### Collected data entries
=-=-=
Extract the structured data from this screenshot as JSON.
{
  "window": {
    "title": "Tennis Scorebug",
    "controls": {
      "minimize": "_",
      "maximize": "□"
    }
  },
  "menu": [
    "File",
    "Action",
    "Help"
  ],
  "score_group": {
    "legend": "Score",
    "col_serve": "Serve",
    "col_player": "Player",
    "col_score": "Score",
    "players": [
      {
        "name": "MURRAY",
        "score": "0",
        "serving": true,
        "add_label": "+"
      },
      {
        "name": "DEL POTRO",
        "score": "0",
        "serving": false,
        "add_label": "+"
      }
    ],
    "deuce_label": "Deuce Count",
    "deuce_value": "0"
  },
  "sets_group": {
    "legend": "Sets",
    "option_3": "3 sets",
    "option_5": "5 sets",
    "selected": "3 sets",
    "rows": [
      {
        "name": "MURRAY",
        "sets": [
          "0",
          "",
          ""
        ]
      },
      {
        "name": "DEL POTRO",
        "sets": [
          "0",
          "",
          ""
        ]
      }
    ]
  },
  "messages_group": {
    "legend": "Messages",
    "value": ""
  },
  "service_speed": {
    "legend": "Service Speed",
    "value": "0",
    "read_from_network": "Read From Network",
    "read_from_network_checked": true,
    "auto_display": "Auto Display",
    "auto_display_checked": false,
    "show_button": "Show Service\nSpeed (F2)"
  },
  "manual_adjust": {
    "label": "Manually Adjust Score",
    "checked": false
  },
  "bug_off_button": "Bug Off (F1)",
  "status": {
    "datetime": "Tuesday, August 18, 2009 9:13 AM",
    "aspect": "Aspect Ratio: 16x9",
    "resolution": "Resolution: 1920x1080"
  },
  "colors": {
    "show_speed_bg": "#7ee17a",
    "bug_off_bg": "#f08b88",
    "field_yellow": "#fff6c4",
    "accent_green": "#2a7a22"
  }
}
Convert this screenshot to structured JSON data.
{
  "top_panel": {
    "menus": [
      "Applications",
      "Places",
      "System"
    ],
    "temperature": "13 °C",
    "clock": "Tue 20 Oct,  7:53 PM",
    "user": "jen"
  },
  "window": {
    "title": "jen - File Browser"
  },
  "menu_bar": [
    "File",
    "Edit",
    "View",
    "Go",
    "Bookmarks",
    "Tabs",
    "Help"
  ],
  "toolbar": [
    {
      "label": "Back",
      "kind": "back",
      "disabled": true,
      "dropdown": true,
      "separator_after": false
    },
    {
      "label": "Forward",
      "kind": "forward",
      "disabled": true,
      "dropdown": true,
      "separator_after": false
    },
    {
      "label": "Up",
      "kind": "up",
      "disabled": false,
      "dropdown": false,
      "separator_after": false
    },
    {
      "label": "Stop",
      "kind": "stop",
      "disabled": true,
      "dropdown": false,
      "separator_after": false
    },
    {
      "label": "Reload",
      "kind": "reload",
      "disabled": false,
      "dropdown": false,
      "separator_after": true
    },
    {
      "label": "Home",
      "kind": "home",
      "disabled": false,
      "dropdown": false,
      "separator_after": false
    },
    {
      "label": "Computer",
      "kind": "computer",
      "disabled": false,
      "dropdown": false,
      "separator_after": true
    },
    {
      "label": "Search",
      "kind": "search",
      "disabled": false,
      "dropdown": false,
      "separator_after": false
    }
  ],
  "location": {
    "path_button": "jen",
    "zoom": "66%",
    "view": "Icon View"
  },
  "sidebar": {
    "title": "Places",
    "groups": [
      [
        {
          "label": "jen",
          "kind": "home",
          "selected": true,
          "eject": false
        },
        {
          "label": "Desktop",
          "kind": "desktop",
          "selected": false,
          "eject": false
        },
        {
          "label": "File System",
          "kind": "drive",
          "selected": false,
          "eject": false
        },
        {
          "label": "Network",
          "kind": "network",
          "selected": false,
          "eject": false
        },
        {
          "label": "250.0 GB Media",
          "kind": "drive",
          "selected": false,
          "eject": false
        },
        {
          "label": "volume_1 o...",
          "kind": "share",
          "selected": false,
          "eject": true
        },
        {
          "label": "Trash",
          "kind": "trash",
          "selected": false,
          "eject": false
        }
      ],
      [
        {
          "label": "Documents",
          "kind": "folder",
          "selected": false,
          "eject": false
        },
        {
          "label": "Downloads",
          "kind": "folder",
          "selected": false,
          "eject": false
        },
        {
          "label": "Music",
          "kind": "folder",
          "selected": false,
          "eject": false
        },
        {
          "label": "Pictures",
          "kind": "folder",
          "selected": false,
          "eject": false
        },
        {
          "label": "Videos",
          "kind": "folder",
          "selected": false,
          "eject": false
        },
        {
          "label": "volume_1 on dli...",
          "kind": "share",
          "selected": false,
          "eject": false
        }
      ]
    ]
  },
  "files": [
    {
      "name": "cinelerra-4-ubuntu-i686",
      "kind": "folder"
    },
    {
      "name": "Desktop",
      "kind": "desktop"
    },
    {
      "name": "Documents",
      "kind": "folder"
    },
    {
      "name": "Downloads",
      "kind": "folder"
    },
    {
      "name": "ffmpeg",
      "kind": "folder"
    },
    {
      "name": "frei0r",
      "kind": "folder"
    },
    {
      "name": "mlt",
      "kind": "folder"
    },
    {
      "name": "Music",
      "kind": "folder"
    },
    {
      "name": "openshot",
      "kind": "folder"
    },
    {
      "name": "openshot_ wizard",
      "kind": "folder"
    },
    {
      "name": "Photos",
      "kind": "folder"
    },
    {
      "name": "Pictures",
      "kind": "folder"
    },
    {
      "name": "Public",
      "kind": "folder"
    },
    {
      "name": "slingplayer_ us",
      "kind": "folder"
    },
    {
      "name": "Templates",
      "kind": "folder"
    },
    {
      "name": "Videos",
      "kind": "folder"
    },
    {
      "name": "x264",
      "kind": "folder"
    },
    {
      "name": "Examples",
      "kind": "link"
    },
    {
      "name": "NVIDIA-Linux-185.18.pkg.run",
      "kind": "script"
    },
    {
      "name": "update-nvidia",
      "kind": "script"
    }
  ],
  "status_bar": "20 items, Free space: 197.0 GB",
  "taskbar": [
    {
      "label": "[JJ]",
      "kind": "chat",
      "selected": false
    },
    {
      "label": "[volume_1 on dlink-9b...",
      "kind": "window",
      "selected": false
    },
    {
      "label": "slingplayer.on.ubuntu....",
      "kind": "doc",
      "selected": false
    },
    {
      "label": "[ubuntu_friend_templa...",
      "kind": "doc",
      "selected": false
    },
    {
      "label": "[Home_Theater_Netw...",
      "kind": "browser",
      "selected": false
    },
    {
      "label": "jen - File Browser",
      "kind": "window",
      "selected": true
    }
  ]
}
=-=-=
### WHAT NEEDS TO BE DONE
Quote all the records. Keep every word exact.

### FINISHED TASK
Extract the structured data from this screenshot as JSON.
{
  "window": {
    "title": "Tennis Scorebug",
    "controls": {
      "minimize": "_",
      "maximize": "□"
    }
  },
  "menu": [
    "File",
    "Action",
    "Help"
  ],
  "score_group": {
    "legend": "Score",
    "col_serve": "Serve",
    "col_player": "Player",
    "col_score": "Score",
    "players": [
      {
        "name": "MURRAY",
        "score": "0",
        "serving": true,
        "add_label": "+"
      },
      {
        "name": "DEL POTRO",
        "score": "0",
        "serving": false,
        "add_label": "+"
      }
    ],
    "deuce_label": "Deuce Count",
    "deuce_value": "0"
  },
  "sets_group": {
    "legend": "Sets",
    "option_3": "3 sets",
    "option_5": "5 sets",
    "selected": "3 sets",
    "rows": [
      {
        "name": "MURRAY",
        "sets": [
          "0",
          "",
          ""
        ]
      },
      {
        "name": "DEL POTRO",
        "sets": [
          "0",
          "",
          ""
        ]
      }
    ]
  },
  "messages_group": {
    "legend": "Messages",
    "value": ""
  },
  "service_speed": {
    "legend": "Service Speed",
    "value": "0",
    "read_from_network": "Read From Network",
    "read_from_network_checked": true,
    "auto_display": "Auto Display",
    "auto_display_checked": false,
    "show_button": "Show Service\nSpeed (F2)"
  },
  "manual_adjust": {
    "label": "Manually Adjust Score",
    "checked": false
  },
  "bug_off_button": "Bug Off (F1)",
  "status": {
    "datetime": "Tuesday, August 18, 2009 9:13 AM",
    "aspect": "Aspect Ratio: 16x9",
    "resolution": "Resolution: 1920x1080"
  },
  "colors": {
    "show_speed_bg": "#7ee17a",
    "bug_off_bg": "#f08b88",
    "field_yellow": "#fff6c4",
    "accent_green": "#2a7a22"
  }
}
Convert this screenshot to structured JSON data.
{
  "top_panel": {
    "menus": [
      "Applications",
      "Places",
      "System"
    ],
    "temperature": "13 °C",
    "clock": "Tue 20 Oct,  7:53 PM",
    "user": "jen"
  },
  "window": {
    "title": "jen - File Browser"
  },
  "menu_bar": [
    "File",
    "Edit",
    "View",
    "Go",
    "Bookmarks",
    "Tabs",
    "Help"
  ],
  "toolbar": [
    {
      "label": "Back",
      "kind": "back",
      "disabled": true,
      "dropdown": true,
      "separator_after": false
    },
    {
      "label": "Forward",
      "kind": "forward",
      "disabled": true,
      "dropdown": true,
      "separator_after": false
    },
    {
      "label": "Up",
      "kind": "up",
      "disabled": false,
      "dropdown": false,
      "separator_after": false
    },
    {
      "label": "Stop",
      "kind": "stop",
      "disabled": true,
      "dropdown": false,
      "separator_after": false
    },
    {
      "label": "Reload",
      "kind": "reload",
      "disabled": false,
      "dropdown": false,
      "separator_after": true
    },
    {
      "label": "Home",
      "kind": "home",
      "disabled": false,
      "dropdown": false,
      "separator_after": false
    },
    {
      "label": "Computer",
      "kind": "computer",
      "disabled": false,
      "dropdown": false,
      "separator_after": true
    },
    {
      "label": "Search",
      "kind": "search",
      "disabled": false,
      "dropdown": false,
      "separator_after": false
    }
  ],
  "location": {
    "path_button": "jen",
    "zoom": "66%",
    "view": "Icon View"
  },
  "sidebar": {
    "title": "Places",
    "groups": [
      [
        {
          "label": "jen",
          "kind": "home",
          "selected": true,
          "eject": false
        },
        {
          "label": "Desktop",
          "kind": "desktop",
          "selected": false,
          "eject": false
        },
        {
          "label": "File System",
          "kind": "drive",
          "selected": false,
          "eject": false
        },
        {
          "label": "Network",
          "kind": "network",
          "selected": false,
          "eject": false
        },
        {
          "label": "250.0 GB Media",
          "kind": "drive",
          "selected": false,
          "eject": false
        },
        {
          "label": "volume_1 o...",
          "kind": "share",
          "selected": false,
          "eject": true
        },
        {
          "label": "Trash",
          "kind": "trash",
          "selected": false,
          "eject": false
        }
      ],
      [
        {
          "label": "Documents",
          "kind": "folder",
          "selected": false,
          "eject": false
        },
        {
          "label": "Downloads",
          "kind": "folder",
          "selected": false,
          "eject": false
        },
        {
          "label": "Music",
          "kind": "folder",
          "selected": false,
          "eject": false
        },
        {
          "label": "Pictures",
          "kind": "folder",
          "selected": false,
          "eject": false
        },
        {
          "label": "Videos",
          "kind": "folder",
          "selected": false,
          "eject": false
        },
        {
          "label": "volume_1 on dli...",
          "kind": "share",
          "selected": false,
          "eject": false
        }
      ]
    ]
  },
  "files": [
    {
      "name": "cinelerra-4-ubuntu-i686",
      "kind": "folder"
    },
    {
      "name": "Desktop",
      "kind": "desktop"
    },
    {
      "name": "Documents",
      "kind": "folder"
    },
    {
      "name": "Downloads",
      "kind": "folder"
    },
    {
      "name": "ffmpeg",
      "kind": "folder"
    },
    {
      "name": "frei0r",
      "kind": "folder"
    },
    {
      "name": "mlt",
      "kind": "folder"
    },
    {
      "name": "Music",
      "kind": "folder"
    },
    {
      "name": "openshot",
      "kind": "folder"
    },
    {
      "name": "openshot_ wizard",
      "kind": "folder"
    },
    {
      "name": "Photos",
      "kind": "folder"
    },
    {
      "name": "Pictures",
      "kind": "folder"
    },
    {
      "name": "Public",
      "kind": "folder"
    },
    {
      "name": "slingplayer_ us",
      "kind": "folder"
    },
    {
      "name": "Templates",
      "kind": "folder"
    },
    {
      "name": "Videos",
      "kind": "folder"
    },
    {
      "name": "x264",
      "kind": "folder"
    },
    {
      "name": "Examples",
      "kind": "link"
    },
    {
      "name": "NVIDIA-Linux-185.18.pkg.run",
      "kind": "script"
    },
    {
      "name": "update-nvidia",
      "kind": "script"
    }
  ],
  "status_bar": "20 items, Free space: 197.0 GB",
  "taskbar": [
    {
      "label": "[JJ]",
      "kind": "chat",
      "selected": false
    },
    {
      "label": "[volume_1 on dlink-9b...",
      "kind": "window",
      "selected": false
    },
    {
      "label": "slingplayer.on.ubuntu....",
      "kind": "doc",
      "selected": false
    },
    {
      "label": "[ubuntu_friend_templa...",
      "kind": "doc",
      "selected": false
    },
    {
      "label": "[Home_Theater_Netw...",
      "kind": "browser",
      "selected": false
    },
    {
      "label": "jen - File Browser",
      "kind": "window",
      "selected": true
    }
  ]
}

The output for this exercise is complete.